**Short exercise**: Go through the lines below and copy each one that holds the string "text".
────────────────
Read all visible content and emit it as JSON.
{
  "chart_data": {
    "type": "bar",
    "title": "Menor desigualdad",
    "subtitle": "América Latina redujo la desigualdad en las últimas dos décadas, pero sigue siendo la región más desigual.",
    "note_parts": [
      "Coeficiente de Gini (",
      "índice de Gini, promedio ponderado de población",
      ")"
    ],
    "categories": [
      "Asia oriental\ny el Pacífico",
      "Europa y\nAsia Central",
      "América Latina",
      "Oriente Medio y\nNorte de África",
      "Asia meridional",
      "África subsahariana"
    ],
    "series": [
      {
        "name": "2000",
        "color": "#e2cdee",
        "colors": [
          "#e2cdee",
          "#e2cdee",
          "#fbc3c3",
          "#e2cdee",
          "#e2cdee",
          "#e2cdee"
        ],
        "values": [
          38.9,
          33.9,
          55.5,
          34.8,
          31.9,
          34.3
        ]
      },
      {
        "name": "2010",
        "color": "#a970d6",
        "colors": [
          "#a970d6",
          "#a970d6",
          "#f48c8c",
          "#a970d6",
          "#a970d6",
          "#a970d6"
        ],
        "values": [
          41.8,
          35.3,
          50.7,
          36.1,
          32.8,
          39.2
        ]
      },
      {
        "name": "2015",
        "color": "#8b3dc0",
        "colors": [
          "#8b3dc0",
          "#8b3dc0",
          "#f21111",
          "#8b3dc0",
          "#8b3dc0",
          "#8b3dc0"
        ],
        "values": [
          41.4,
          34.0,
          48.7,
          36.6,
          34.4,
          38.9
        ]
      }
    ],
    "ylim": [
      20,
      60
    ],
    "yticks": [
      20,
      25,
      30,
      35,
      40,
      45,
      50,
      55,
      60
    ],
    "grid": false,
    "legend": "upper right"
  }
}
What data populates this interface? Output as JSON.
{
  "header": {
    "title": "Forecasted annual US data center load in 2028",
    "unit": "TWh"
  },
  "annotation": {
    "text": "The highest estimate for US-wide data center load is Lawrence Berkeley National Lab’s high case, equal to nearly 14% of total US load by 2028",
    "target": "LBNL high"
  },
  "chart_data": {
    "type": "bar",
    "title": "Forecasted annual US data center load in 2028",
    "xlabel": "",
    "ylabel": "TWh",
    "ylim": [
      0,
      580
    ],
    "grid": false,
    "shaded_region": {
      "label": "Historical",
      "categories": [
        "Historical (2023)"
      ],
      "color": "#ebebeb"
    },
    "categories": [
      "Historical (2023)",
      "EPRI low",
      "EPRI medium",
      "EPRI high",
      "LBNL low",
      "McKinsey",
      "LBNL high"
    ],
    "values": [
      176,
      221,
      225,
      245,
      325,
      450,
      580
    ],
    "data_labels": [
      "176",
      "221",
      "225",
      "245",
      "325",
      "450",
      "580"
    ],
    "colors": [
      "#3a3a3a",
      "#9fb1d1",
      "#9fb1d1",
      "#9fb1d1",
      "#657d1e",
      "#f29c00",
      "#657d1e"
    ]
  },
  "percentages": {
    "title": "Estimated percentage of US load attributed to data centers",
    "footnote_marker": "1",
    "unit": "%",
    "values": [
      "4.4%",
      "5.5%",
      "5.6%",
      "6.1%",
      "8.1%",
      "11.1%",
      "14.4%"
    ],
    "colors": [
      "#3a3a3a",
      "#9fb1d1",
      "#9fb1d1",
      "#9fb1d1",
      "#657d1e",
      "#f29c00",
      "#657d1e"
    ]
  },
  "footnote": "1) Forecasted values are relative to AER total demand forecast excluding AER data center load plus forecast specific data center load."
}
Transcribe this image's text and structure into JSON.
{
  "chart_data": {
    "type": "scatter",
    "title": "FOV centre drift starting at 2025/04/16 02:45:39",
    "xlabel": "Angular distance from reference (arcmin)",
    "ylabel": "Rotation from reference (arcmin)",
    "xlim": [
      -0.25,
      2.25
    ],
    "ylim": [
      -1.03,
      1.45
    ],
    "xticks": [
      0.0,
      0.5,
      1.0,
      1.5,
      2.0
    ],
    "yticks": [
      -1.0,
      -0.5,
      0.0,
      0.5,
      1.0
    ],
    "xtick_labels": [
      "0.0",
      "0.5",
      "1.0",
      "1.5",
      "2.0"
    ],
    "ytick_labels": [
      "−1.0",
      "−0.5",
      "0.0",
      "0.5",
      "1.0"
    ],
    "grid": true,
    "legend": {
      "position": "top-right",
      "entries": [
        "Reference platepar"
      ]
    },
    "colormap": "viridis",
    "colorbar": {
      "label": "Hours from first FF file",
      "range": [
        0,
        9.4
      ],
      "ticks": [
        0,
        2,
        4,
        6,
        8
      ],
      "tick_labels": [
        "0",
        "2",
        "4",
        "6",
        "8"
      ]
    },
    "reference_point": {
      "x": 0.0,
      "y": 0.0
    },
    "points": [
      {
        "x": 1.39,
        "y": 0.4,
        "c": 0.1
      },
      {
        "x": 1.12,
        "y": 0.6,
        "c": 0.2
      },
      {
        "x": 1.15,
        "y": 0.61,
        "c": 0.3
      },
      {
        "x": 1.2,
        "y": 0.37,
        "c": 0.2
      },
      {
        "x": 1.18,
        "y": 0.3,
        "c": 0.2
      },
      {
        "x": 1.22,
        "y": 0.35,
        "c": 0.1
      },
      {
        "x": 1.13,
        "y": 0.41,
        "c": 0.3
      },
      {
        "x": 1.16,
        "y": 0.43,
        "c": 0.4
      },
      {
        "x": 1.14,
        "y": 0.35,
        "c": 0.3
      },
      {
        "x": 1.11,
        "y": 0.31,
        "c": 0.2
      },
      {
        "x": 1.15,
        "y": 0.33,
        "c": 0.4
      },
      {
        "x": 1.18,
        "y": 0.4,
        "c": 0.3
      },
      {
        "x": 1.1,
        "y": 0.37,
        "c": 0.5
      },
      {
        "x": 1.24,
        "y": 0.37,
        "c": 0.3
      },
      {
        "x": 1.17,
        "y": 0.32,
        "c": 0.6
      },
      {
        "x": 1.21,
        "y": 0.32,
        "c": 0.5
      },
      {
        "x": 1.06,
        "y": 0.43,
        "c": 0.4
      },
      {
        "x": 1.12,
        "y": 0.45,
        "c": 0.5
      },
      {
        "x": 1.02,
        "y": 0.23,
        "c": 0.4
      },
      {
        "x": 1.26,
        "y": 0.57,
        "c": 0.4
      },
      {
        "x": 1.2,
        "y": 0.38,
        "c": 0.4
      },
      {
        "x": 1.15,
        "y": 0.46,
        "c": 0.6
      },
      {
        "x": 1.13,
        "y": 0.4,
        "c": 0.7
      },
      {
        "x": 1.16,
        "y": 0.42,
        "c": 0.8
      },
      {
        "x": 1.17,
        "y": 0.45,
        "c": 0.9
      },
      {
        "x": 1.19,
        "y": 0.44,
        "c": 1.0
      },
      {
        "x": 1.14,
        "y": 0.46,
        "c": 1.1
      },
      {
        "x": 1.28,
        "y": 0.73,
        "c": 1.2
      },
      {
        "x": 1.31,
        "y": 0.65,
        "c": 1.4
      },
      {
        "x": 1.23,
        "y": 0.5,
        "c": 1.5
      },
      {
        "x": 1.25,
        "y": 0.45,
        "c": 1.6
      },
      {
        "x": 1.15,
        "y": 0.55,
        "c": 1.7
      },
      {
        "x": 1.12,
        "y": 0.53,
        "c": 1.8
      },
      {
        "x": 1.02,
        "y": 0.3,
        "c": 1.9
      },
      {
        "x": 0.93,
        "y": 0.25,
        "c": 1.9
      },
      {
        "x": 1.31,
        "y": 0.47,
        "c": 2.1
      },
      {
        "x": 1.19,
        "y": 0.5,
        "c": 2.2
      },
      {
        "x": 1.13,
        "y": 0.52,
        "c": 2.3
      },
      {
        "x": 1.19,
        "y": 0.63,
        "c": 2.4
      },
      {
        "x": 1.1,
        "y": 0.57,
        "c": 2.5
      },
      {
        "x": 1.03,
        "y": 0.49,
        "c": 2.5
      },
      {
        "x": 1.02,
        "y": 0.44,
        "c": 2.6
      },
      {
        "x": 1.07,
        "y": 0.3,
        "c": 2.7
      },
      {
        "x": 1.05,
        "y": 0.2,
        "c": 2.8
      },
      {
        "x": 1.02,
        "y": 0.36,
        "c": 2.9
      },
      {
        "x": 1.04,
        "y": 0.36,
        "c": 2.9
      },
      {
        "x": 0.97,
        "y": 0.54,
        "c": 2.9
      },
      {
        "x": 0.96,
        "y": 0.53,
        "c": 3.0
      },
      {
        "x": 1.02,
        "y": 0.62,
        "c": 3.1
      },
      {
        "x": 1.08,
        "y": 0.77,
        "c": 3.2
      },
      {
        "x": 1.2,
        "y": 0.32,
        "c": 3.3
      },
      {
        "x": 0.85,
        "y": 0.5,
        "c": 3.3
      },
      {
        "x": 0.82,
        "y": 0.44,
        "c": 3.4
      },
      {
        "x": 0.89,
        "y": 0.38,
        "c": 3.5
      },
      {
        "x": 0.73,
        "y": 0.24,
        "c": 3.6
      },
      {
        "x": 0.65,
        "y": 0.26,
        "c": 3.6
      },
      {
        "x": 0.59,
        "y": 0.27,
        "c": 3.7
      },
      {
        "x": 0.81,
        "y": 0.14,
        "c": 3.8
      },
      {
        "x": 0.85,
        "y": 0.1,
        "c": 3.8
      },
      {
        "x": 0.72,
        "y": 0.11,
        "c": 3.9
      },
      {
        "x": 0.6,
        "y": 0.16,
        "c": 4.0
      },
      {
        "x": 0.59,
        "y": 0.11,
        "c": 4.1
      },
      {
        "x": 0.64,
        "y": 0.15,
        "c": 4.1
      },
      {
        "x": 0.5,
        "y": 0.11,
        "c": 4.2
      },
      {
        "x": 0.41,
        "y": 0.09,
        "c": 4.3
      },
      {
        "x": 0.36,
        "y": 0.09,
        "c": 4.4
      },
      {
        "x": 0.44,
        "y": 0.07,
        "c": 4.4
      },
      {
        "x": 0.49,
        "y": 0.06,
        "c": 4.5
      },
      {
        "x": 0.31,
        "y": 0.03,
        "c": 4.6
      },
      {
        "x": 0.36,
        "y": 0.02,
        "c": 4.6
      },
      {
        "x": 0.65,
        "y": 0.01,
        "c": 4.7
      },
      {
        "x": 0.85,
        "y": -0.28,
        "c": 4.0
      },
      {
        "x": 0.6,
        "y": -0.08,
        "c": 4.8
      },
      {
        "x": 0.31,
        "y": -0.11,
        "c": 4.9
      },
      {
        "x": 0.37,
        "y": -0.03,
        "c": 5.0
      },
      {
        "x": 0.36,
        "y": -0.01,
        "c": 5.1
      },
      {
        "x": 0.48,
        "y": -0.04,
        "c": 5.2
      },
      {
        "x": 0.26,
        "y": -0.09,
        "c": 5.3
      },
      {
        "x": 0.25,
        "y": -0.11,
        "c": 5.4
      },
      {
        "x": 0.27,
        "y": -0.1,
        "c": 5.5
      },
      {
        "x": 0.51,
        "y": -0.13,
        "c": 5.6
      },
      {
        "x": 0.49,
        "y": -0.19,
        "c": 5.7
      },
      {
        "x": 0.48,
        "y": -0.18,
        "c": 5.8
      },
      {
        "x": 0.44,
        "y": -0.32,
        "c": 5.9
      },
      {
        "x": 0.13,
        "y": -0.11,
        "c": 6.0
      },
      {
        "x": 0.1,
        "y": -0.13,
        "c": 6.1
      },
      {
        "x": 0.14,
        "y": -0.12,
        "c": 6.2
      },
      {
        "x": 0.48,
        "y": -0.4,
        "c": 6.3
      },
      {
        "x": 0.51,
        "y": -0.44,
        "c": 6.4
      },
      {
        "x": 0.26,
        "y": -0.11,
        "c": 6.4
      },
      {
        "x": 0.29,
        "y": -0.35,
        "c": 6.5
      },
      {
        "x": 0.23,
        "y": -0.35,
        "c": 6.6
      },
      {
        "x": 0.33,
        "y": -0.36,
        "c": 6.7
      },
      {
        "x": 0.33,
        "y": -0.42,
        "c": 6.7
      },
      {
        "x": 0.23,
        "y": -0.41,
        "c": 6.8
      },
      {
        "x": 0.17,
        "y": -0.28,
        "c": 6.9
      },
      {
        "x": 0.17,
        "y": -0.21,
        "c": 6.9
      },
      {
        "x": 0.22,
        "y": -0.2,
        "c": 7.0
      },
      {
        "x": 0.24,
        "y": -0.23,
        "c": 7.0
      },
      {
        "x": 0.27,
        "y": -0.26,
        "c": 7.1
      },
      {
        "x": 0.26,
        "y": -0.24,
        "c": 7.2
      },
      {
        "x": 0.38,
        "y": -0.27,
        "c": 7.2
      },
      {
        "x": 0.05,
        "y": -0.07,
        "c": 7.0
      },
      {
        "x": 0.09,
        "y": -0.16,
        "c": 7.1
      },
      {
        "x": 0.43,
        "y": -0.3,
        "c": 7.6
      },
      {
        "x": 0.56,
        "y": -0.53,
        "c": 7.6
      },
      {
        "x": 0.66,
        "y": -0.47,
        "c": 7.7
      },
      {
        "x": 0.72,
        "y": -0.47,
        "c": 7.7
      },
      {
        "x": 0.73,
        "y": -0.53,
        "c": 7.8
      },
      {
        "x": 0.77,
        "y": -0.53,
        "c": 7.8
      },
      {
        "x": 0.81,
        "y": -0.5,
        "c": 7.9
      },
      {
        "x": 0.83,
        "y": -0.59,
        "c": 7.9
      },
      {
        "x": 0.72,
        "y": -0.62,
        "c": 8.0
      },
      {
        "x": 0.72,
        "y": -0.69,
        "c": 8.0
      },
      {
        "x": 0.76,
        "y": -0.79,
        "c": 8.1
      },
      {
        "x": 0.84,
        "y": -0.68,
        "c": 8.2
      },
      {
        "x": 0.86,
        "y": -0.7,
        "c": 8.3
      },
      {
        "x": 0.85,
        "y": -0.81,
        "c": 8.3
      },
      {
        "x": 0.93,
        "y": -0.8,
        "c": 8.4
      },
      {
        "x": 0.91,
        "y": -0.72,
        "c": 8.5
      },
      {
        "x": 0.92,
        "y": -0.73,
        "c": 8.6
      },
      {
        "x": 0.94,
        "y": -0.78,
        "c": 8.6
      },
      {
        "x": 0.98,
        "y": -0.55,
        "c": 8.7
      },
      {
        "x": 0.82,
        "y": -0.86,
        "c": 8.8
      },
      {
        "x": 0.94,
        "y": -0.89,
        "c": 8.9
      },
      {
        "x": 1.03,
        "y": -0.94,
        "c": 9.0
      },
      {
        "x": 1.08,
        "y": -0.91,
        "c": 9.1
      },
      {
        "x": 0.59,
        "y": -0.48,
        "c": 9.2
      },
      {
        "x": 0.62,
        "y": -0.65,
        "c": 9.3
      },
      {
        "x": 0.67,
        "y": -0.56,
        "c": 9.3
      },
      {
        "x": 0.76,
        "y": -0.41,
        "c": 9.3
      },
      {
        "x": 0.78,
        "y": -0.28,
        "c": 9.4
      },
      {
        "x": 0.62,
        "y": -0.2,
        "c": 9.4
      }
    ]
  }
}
────────────────
**Solution to this problem**:
    "text": "The highest estimate for US-wide data center load is Lawrence Berkeley National Lab’s high case, equal to nearly 14% of total US load by 2028",
Transcribe this image's text and structure into JSON.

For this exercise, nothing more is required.